#### ENTRIES SHOWN
* * * * *
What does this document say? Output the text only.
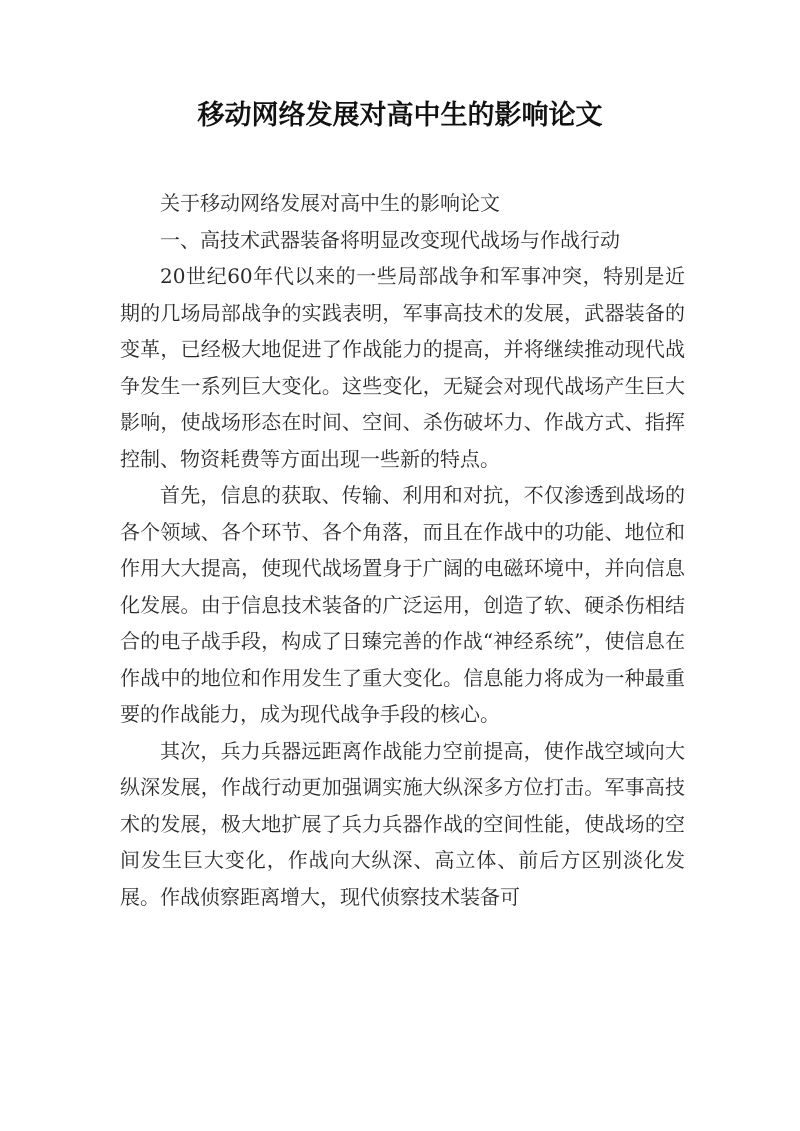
移动网络发展对高中生的影响论文

关于移动网络发展对高中生的影响论文

一、高技术武器装备将明显改变现代战场与作战行动

20世纪60年代以来的一些局部战争和军事冲突，特别是近期的几场局部战争的实践表明，军事高技术的发展，武器装备的变革，已经极大地促进了作战能力的提高，并将继续推动现代战争发生一系列巨大变化。这些变化，无疑会对现代战场产生巨大影响，使战场形态在时间、空间、杀伤破坏力、作战方式、指挥控制、物资耗费等方面出现一些新的特点。

首先，信息的获取、传输、利用和对抗，不仅渗透到战场的各个领域、各个环节、各个角落，而且在作战中的功能、地位和作用大大提高，使现代战场置身于广阔的电磁环境中，并向信息化发展。由于信息技术装备的广泛运用，创造了软、硬杀伤相结合的电子战手段，构成了日臻完善的作战“神经系统”，使信息在作战中的地位和作用发生了重大变化。信息能力将成为一种最重要的作战能力，成为现代战争手段的核心。

其次，兵力兵器远距离作战能力空前提高，使作战空域向大纵深发展，作战行动更加强调实施大纵深多方位打击。军事高技术的发展，极大地扩展了兵力兵器作战的空间性能，使战场的空间发生巨大变化，作战向大纵深、高立体、前后方区别淡化发展。作战侦察距离增大，现代侦察技术装备可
* * * * *
#### WHAT YOU ARE ASKED TO DO
Reproduce all of the material exactly, apart from the pictures.

#### RESULT OF THIS TASK
What does this document say? Output the text only.
移动网络发展对高中生的影响论文

关于移动网络发展对高中生的影响论文

一、高技术武器装备将明显改变现代战场与作战行动

20世纪60年代以来的一些局部战争和军事冲突，特别是近期的几场局部战争的实践表明，军事高技术的发展，武器装备的变革，已经极大地促进了作战能力的提高，并将继续推动现代战争发生一系列巨大变化。这些变化，无疑会对现代战场产生巨大影响，使战场形态在时间、空间、杀伤破坏力、作战方式、指挥控制、物资耗费等方面出现一些新的特点。

首先，信息的获取、传输、利用和对抗，不仅渗透到战场的各个领域、各个环节、各个角落，而且在作战中的功能、地位和作用大大提高，使现代战场置身于广阔的电磁环境中，并向信息化发展。由于信息技术装备的广泛运用，创造了软、硬杀伤相结合的电子战手段，构成了日臻完善的作战“神经系统”，使信息在作战中的地位和作用发生了重大变化。信息能力将成为一种最重要的作战能力，成为现代战争手段的核心。

其次，兵力兵器远距离作战能力空前提高，使作战空域向大纵深发展，作战行动更加强调实施大纵深多方位打击。军事高技术的发展，极大地扩展了兵力兵器作战的空间性能，使战场的空间发生巨大变化，作战向大纵深、高立体、前后方区别淡化发展。作战侦察距离增大，现代侦察技术装备可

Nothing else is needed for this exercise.